(Figure collection entries)
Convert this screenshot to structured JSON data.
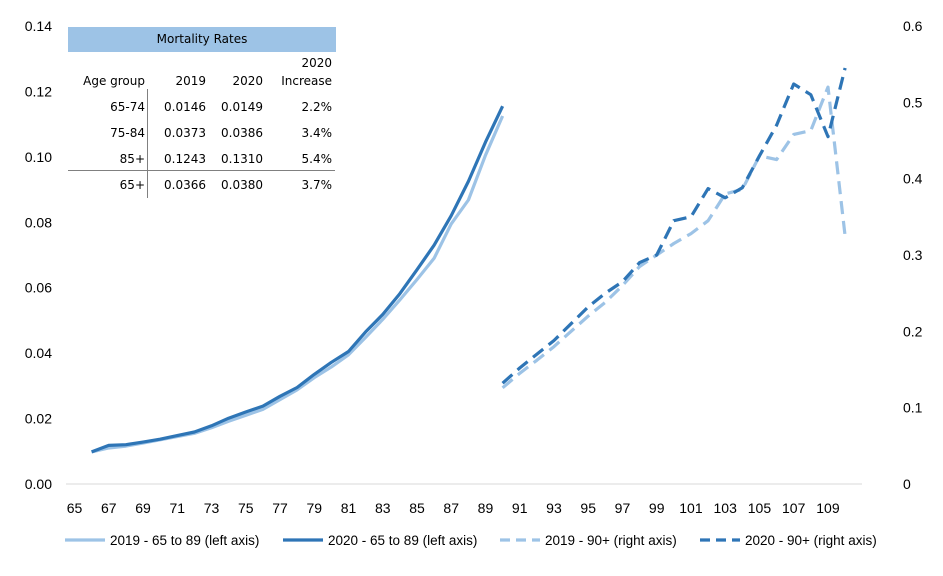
{
  "chart_data": {
    "type": "line",
    "x_ticks": [
      65,
      67,
      69,
      71,
      73,
      75,
      77,
      79,
      81,
      83,
      85,
      87,
      89,
      91,
      93,
      95,
      97,
      99,
      101,
      103,
      105,
      107,
      109
    ],
    "xlim": [
      65,
      111
    ],
    "y_left": {
      "ylim": [
        0,
        0.14
      ],
      "ticks": [
        "0.00",
        "0.02",
        "0.04",
        "0.06",
        "0.08",
        "0.10",
        "0.12",
        "0.14"
      ]
    },
    "y_right": {
      "ylim": [
        0,
        0.6
      ],
      "ticks": [
        "0",
        "0.1",
        "0.2",
        "0.3",
        "0.4",
        "0.5",
        "0.6"
      ]
    },
    "series": [
      {
        "name": "2019 - 65 to 89 (left axis)",
        "axis": "left",
        "color": "#9dc3e6",
        "dash": false,
        "x": [
          66,
          67,
          68,
          69,
          70,
          71,
          72,
          73,
          74,
          75,
          76,
          77,
          78,
          79,
          80,
          81,
          82,
          83,
          84,
          85,
          86,
          87,
          88,
          89,
          90
        ],
        "y": [
          0.0098,
          0.011,
          0.0116,
          0.0125,
          0.0135,
          0.0145,
          0.0155,
          0.0172,
          0.0192,
          0.021,
          0.0228,
          0.0258,
          0.0288,
          0.0325,
          0.0358,
          0.0395,
          0.0448,
          0.0503,
          0.0563,
          0.0625,
          0.069,
          0.0795,
          0.0868,
          0.1005,
          0.1125
        ]
      },
      {
        "name": "2020 - 65 to 89 (left axis)",
        "axis": "left",
        "color": "#2e75b6",
        "dash": false,
        "x": [
          66,
          67,
          68,
          69,
          70,
          71,
          72,
          73,
          74,
          75,
          76,
          77,
          78,
          79,
          80,
          81,
          82,
          83,
          84,
          85,
          86,
          87,
          88,
          89,
          90
        ],
        "y": [
          0.0098,
          0.0118,
          0.012,
          0.0128,
          0.0137,
          0.0148,
          0.0159,
          0.0178,
          0.0201,
          0.022,
          0.0238,
          0.0268,
          0.0295,
          0.0335,
          0.0372,
          0.0405,
          0.0465,
          0.0518,
          0.0582,
          0.0655,
          0.073,
          0.082,
          0.0925,
          0.1045,
          0.1155
        ]
      },
      {
        "name": "2019 - 90+ (right axis)",
        "axis": "right",
        "color": "#9dc3e6",
        "dash": true,
        "x": [
          90,
          91,
          92,
          93,
          94,
          95,
          96,
          97,
          98,
          99,
          100,
          101,
          102,
          103,
          104,
          105,
          106,
          107,
          108,
          109,
          110
        ],
        "y": [
          0.126,
          0.145,
          0.162,
          0.18,
          0.2,
          0.22,
          0.238,
          0.26,
          0.285,
          0.3,
          0.315,
          0.328,
          0.345,
          0.38,
          0.386,
          0.43,
          0.425,
          0.458,
          0.463,
          0.52,
          0.325
        ]
      },
      {
        "name": "2020 - 90+ (right axis)",
        "axis": "right",
        "color": "#2e75b6",
        "dash": true,
        "x": [
          90,
          91,
          92,
          93,
          94,
          95,
          96,
          97,
          98,
          99,
          100,
          101,
          102,
          103,
          104,
          105,
          106,
          107,
          108,
          109,
          110
        ],
        "y": [
          0.132,
          0.152,
          0.17,
          0.188,
          0.21,
          0.232,
          0.25,
          0.265,
          0.29,
          0.3,
          0.345,
          0.35,
          0.387,
          0.375,
          0.388,
          0.43,
          0.47,
          0.524,
          0.51,
          0.455,
          0.545
        ]
      }
    ],
    "legend_position": "bottom",
    "grid": false,
    "table": {
      "title": "Mortality Rates",
      "headers": [
        "Age group",
        "2019",
        "2020",
        "2020 Increase"
      ],
      "header_increase_line1": "2020",
      "header_increase_line2": "Increase",
      "rows": [
        [
          "65-74",
          "0.0146",
          "0.0149",
          "2.2%"
        ],
        [
          "75-84",
          "0.0373",
          "0.0386",
          "3.4%"
        ],
        [
          "85+",
          "0.1243",
          "0.1310",
          "5.4%"
        ],
        [
          "65+",
          "0.0366",
          "0.0380",
          "3.7%"
        ]
      ]
    }
  }
}
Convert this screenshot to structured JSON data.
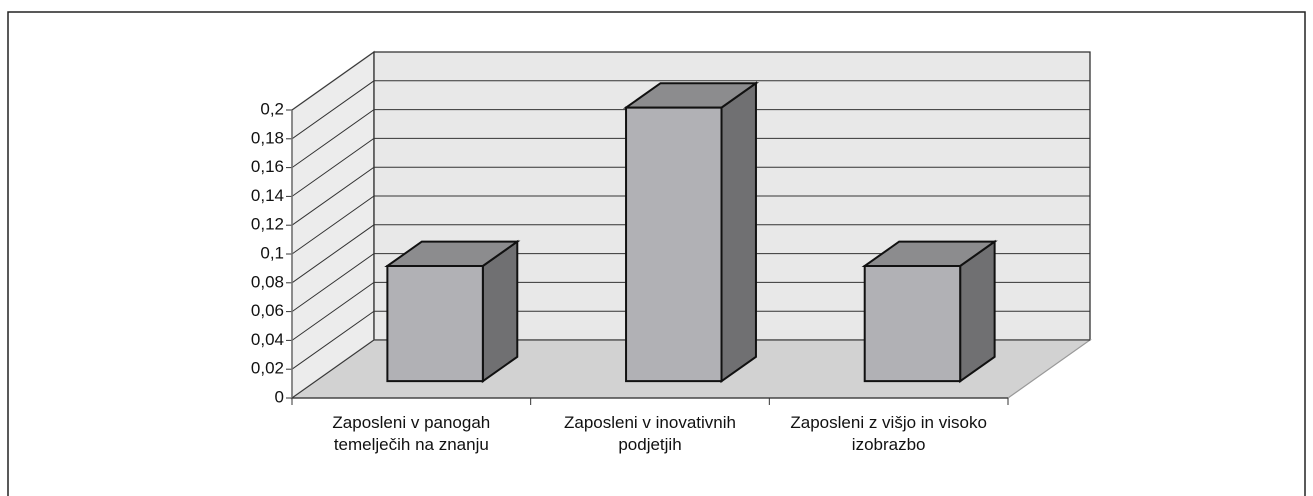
{
  "chart_data": {
    "type": "bar3d",
    "categories": [
      "Zaposleni v panogah temelječih na znanju",
      "Zaposleni v inovativnih podjetjih",
      "Zaposleni z višjo in visoko izobrazbo"
    ],
    "values": [
      0.08,
      0.19,
      0.08
    ],
    "color": "#b1b1b5",
    "ylim": [
      0,
      0.2
    ],
    "yticks": [
      0,
      {
        "value": 0.02,
        "label": "0,02"
      },
      {
        "value": 0.04,
        "label": "0,04"
      },
      {
        "value": 0.06,
        "label": "0,06"
      },
      {
        "value": 0.08,
        "label": "0,08"
      },
      {
        "value": 0.1,
        "label": "0,1"
      },
      {
        "value": 0.12,
        "label": "0,12"
      },
      {
        "value": 0.14,
        "label": "0,14"
      },
      {
        "value": 0.16,
        "label": "0,16"
      },
      {
        "value": 0.18,
        "label": "0,18"
      },
      {
        "value": 0.2,
        "label": "0,2"
      }
    ],
    "grid": true
  }
}
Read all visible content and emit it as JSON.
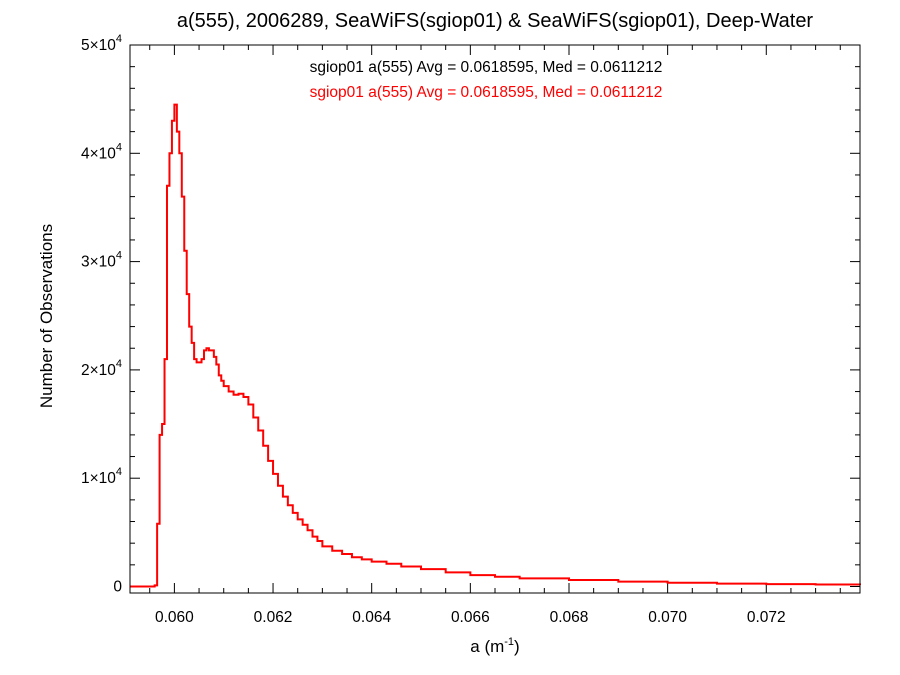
{
  "chart_data": {
    "type": "line",
    "title": "a(555), 2006289, SeaWiFS(sgiop01) & SeaWiFS(sgiop01), Deep-Water",
    "xlabel": "a (m",
    "xlabel_sup": "-1",
    "xlabel_end": ")",
    "ylabel": "Number of Observations",
    "xlim": [
      0.0591,
      0.0739
    ],
    "ylim": [
      -600,
      50000
    ],
    "x_ticks": [
      {
        "value": 0.06,
        "label": "0.060"
      },
      {
        "value": 0.062,
        "label": "0.062"
      },
      {
        "value": 0.064,
        "label": "0.064"
      },
      {
        "value": 0.066,
        "label": "0.066"
      },
      {
        "value": 0.068,
        "label": "0.068"
      },
      {
        "value": 0.07,
        "label": "0.070"
      },
      {
        "value": 0.072,
        "label": "0.072"
      }
    ],
    "y_ticks": [
      {
        "value": 0,
        "mant": "0",
        "exp": ""
      },
      {
        "value": 10000,
        "mant": "1×10",
        "exp": "4"
      },
      {
        "value": 20000,
        "mant": "2×10",
        "exp": "4"
      },
      {
        "value": 30000,
        "mant": "3×10",
        "exp": "4"
      },
      {
        "value": 40000,
        "mant": "4×10",
        "exp": "4"
      },
      {
        "value": 50000,
        "mant": "5×10",
        "exp": "4"
      }
    ],
    "annotations": [
      {
        "text": "sgiop01 a(555) Avg = 0.0618595, Med = 0.0611212",
        "color": "#000000"
      },
      {
        "text": "sgiop01 a(555) Avg = 0.0618595, Med = 0.0611212",
        "color": "#ff0000"
      }
    ],
    "series": [
      {
        "color": "#ff0000",
        "style": "step",
        "x": [
          0.0591,
          0.0592,
          0.0593,
          0.0594,
          0.0595,
          0.0596,
          0.05965,
          0.0597,
          0.05975,
          0.0598,
          0.05985,
          0.0599,
          0.05995,
          0.06,
          0.06005,
          0.0601,
          0.06015,
          0.0602,
          0.06025,
          0.0603,
          0.06035,
          0.0604,
          0.06045,
          0.0605,
          0.06055,
          0.0606,
          0.06065,
          0.0607,
          0.0608,
          0.06085,
          0.0609,
          0.06095,
          0.061,
          0.0611,
          0.0612,
          0.0613,
          0.0614,
          0.0615,
          0.0616,
          0.0617,
          0.0618,
          0.0619,
          0.062,
          0.0621,
          0.0622,
          0.0623,
          0.0624,
          0.0625,
          0.0626,
          0.0627,
          0.0628,
          0.0629,
          0.063,
          0.0632,
          0.0634,
          0.0636,
          0.0638,
          0.064,
          0.0643,
          0.0646,
          0.065,
          0.0655,
          0.066,
          0.0665,
          0.067,
          0.068,
          0.069,
          0.07,
          0.071,
          0.072,
          0.073,
          0.0739
        ],
        "y": [
          0,
          0,
          0,
          0,
          0,
          100,
          5800,
          14000,
          15000,
          21000,
          37000,
          40000,
          43000,
          44500,
          42000,
          40000,
          36000,
          31000,
          27000,
          24000,
          22500,
          21000,
          20700,
          20700,
          21000,
          21800,
          22000,
          21800,
          21200,
          20500,
          19500,
          19000,
          18500,
          18000,
          17700,
          17800,
          17500,
          16800,
          15600,
          14400,
          13000,
          11600,
          10400,
          9300,
          8300,
          7500,
          6800,
          6200,
          5700,
          5200,
          4600,
          4200,
          3700,
          3300,
          3000,
          2700,
          2500,
          2300,
          2100,
          1850,
          1600,
          1300,
          1050,
          900,
          750,
          600,
          450,
          350,
          270,
          220,
          180,
          150
        ]
      }
    ]
  }
}
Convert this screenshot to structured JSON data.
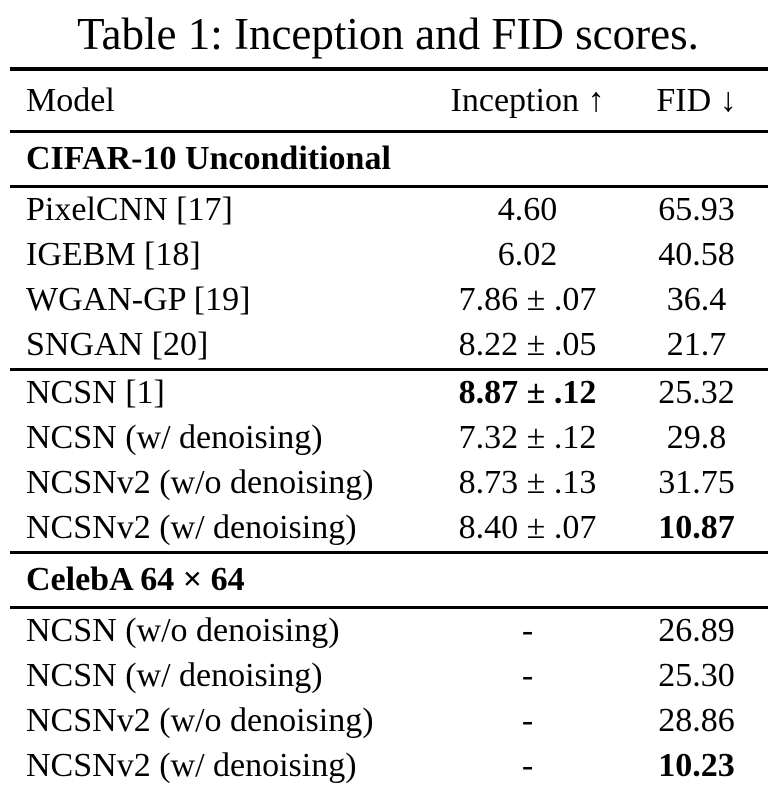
{
  "caption": "Table 1: Inception and FID scores.",
  "columns": {
    "model": "Model",
    "inception": "Inception ↑",
    "fid": "FID ↓"
  },
  "sections": [
    {
      "header": "CIFAR-10 Unconditional",
      "groups": [
        {
          "rows": [
            {
              "model": "PixelCNN [17]",
              "inception": "4.60",
              "fid": "65.93",
              "bold_inception": false,
              "bold_fid": false
            },
            {
              "model": "IGEBM [18]",
              "inception": "6.02",
              "fid": "40.58",
              "bold_inception": false,
              "bold_fid": false
            },
            {
              "model": "WGAN-GP [19]",
              "inception": "7.86 ± .07",
              "fid": "36.4",
              "bold_inception": false,
              "bold_fid": false
            },
            {
              "model": "SNGAN [20]",
              "inception": "8.22 ± .05",
              "fid": "21.7",
              "bold_inception": false,
              "bold_fid": false
            }
          ]
        },
        {
          "rows": [
            {
              "model": "NCSN [1]",
              "inception": "8.87 ± .12",
              "fid": "25.32",
              "bold_inception": true,
              "bold_fid": false
            },
            {
              "model": "NCSN (w/ denoising)",
              "inception": "7.32 ± .12",
              "fid": "29.8",
              "bold_inception": false,
              "bold_fid": false
            },
            {
              "model": "NCSNv2 (w/o denoising)",
              "inception": "8.73 ± .13",
              "fid": "31.75",
              "bold_inception": false,
              "bold_fid": false
            },
            {
              "model": "NCSNv2 (w/ denoising)",
              "inception": "8.40 ± .07",
              "fid": "10.87",
              "bold_inception": false,
              "bold_fid": true
            }
          ]
        }
      ]
    },
    {
      "header": "CelebA 64 × 64",
      "groups": [
        {
          "rows": [
            {
              "model": "NCSN (w/o denoising)",
              "inception": "-",
              "fid": "26.89",
              "bold_inception": false,
              "bold_fid": false
            },
            {
              "model": "NCSN (w/ denoising)",
              "inception": "-",
              "fid": "25.30",
              "bold_inception": false,
              "bold_fid": false
            },
            {
              "model": "NCSNv2 (w/o denoising)",
              "inception": "-",
              "fid": "28.86",
              "bold_inception": false,
              "bold_fid": false
            },
            {
              "model": "NCSNv2 (w/ denoising)",
              "inception": "-",
              "fid": "10.23",
              "bold_inception": false,
              "bold_fid": true
            }
          ]
        }
      ]
    }
  ],
  "colors": {
    "text": "#000000",
    "background": "#ffffff",
    "rule": "#000000"
  }
}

# Objective:
Pull every line containing "Zaposleni" out of the data above.

# Full solution:
      "Zaposleni v panogah temelječih na znanju",
      "Zaposleni v inovativnih podjetjih",
      "Zaposleni z višjo in visoko izobrazbo"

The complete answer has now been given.